Each record is to be transcribed exactly.
####################
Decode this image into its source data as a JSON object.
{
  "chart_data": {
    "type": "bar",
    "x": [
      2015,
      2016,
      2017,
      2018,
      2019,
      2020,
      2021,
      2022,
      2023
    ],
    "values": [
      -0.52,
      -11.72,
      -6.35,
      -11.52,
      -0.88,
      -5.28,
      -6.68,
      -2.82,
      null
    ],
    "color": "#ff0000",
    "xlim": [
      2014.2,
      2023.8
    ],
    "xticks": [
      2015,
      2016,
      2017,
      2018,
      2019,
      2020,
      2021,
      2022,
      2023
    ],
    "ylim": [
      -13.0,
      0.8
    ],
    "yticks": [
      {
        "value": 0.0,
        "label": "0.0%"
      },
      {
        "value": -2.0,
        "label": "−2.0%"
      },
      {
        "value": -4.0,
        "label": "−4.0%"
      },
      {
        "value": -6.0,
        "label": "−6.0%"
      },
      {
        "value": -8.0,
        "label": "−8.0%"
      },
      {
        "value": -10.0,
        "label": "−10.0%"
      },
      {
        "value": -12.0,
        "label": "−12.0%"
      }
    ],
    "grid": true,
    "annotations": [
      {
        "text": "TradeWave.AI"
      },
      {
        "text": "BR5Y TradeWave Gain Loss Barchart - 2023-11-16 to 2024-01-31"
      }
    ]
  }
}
####################
Task solution:
Decode this image into its source data as a JSON object.
{
  "chart_data": {
    "type": "bar",
    "x": [
      2015,
      2016,
      2017,
      2018,
      2019,
      2020,
      2021,
      2022,
      2023
    ],
    "values": [
      -0.52,
      -11.72,
      -6.35,
      -11.52,
      -0.88,
      -5.28,
      -6.68,
      -2.82,
      null
    ],
    "color": "#ff0000",
    "xlim": [
      2014.2,
      2023.8
    ],
    "xticks": [
      2015,
      2016,
      2017,
      2018,
      2019,
      2020,
      2021,
      2022,
      2023
    ],
    "ylim": [
      -13.0,
      0.8
    ],
    "yticks": [
      {
        "value": 0.0,
        "label": "0.0%"
      },
      {
        "value": -2.0,
        "label": "−2.0%"
      },
      {
        "value": -4.0,
        "label": "−4.0%"
      },
      {
        "value": -6.0,
        "label": "−6.0%"
      },
      {
        "value": -8.0,
        "label": "−8.0%"
      },
      {
        "value": -10.0,
        "label": "−10.0%"
      },
      {
        "value": -12.0,
        "label": "−12.0%"
      }
    ],
    "grid": true,
    "annotations": [
      {
        "text": "TradeWave.AI"
      },
      {
        "text": "BR5Y TradeWave Gain Loss Barchart - 2023-11-16 to 2024-01-31"
      }
    ]
  }
}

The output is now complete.